## Request
Your copy of the material below should match it exactly, except that it holds no pictures.

------ Records shown

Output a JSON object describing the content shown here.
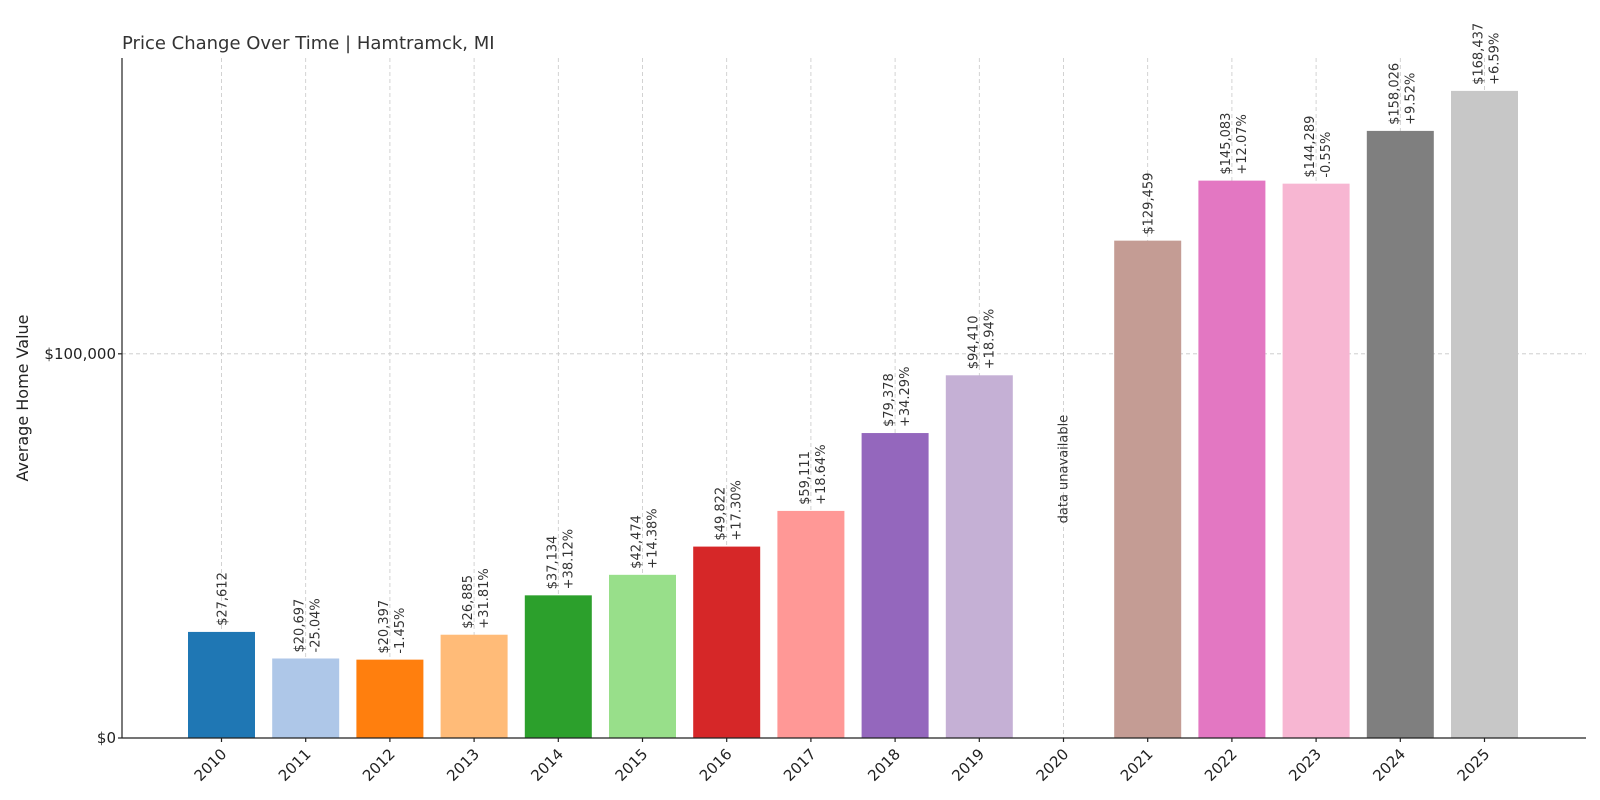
{
  "chart_data": {
    "type": "bar",
    "title": "Price Change Over Time | Hamtramck, MI",
    "ylabel": "Average Home Value",
    "xlabel": "",
    "ylim": [
      0,
      177000
    ],
    "y_ticks": [
      {
        "value": 0,
        "label": "$0"
      },
      {
        "value": 100000,
        "label": "$100,000"
      }
    ],
    "grid": true,
    "categories": [
      "2010",
      "2011",
      "2012",
      "2013",
      "2014",
      "2015",
      "2016",
      "2017",
      "2018",
      "2019",
      "2020",
      "2021",
      "2022",
      "2023",
      "2024",
      "2025"
    ],
    "values": [
      27612,
      20697,
      20397,
      26885,
      37134,
      42474,
      49822,
      59111,
      79378,
      94410,
      null,
      129459,
      145083,
      144289,
      158026,
      168437
    ],
    "value_labels": [
      "$27,612",
      "$20,697",
      "$20,397",
      "$26,885",
      "$37,134",
      "$42,474",
      "$49,822",
      "$59,111",
      "$79,378",
      "$94,410",
      "",
      "$129,459",
      "$145,083",
      "$144,289",
      "$158,026",
      "$168,437"
    ],
    "change_labels": [
      "",
      "-25.04%",
      "-1.45%",
      "+31.81%",
      "+38.12%",
      "+14.38%",
      "+17.30%",
      "+18.64%",
      "+34.29%",
      "+18.94%",
      "",
      "",
      "+12.07%",
      "-0.55%",
      "+9.52%",
      "+6.59%"
    ],
    "missing_label": "data unavailable",
    "colors": [
      "#1f77b4",
      "#aec7e8",
      "#ff7f0e",
      "#ffbb78",
      "#2ca02c",
      "#98df8a",
      "#d62728",
      "#ff9896",
      "#9467bd",
      "#c5b0d5",
      "#8c564b",
      "#c49c94",
      "#e377c2",
      "#f7b6d2",
      "#7f7f7f",
      "#c7c7c7"
    ]
  }
}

------------

## Finished answer
Output a JSON object describing the content shown here.
{
  "chart_data": {
    "type": "bar",
    "title": "Price Change Over Time | Hamtramck, MI",
    "ylabel": "Average Home Value",
    "xlabel": "",
    "ylim": [
      0,
      177000
    ],
    "y_ticks": [
      {
        "value": 0,
        "label": "$0"
      },
      {
        "value": 100000,
        "label": "$100,000"
      }
    ],
    "grid": true,
    "categories": [
      "2010",
      "2011",
      "2012",
      "2013",
      "2014",
      "2015",
      "2016",
      "2017",
      "2018",
      "2019",
      "2020",
      "2021",
      "2022",
      "2023",
      "2024",
      "2025"
    ],
    "values": [
      27612,
      20697,
      20397,
      26885,
      37134,
      42474,
      49822,
      59111,
      79378,
      94410,
      null,
      129459,
      145083,
      144289,
      158026,
      168437
    ],
    "value_labels": [
      "$27,612",
      "$20,697",
      "$20,397",
      "$26,885",
      "$37,134",
      "$42,474",
      "$49,822",
      "$59,111",
      "$79,378",
      "$94,410",
      "",
      "$129,459",
      "$145,083",
      "$144,289",
      "$158,026",
      "$168,437"
    ],
    "change_labels": [
      "",
      "-25.04%",
      "-1.45%",
      "+31.81%",
      "+38.12%",
      "+14.38%",
      "+17.30%",
      "+18.64%",
      "+34.29%",
      "+18.94%",
      "",
      "",
      "+12.07%",
      "-0.55%",
      "+9.52%",
      "+6.59%"
    ],
    "missing_label": "data unavailable",
    "colors": [
      "#1f77b4",
      "#aec7e8",
      "#ff7f0e",
      "#ffbb78",
      "#2ca02c",
      "#98df8a",
      "#d62728",
      "#ff9896",
      "#9467bd",
      "#c5b0d5",
      "#8c564b",
      "#c49c94",
      "#e377c2",
      "#f7b6d2",
      "#7f7f7f",
      "#c7c7c7"
    ]
  }
}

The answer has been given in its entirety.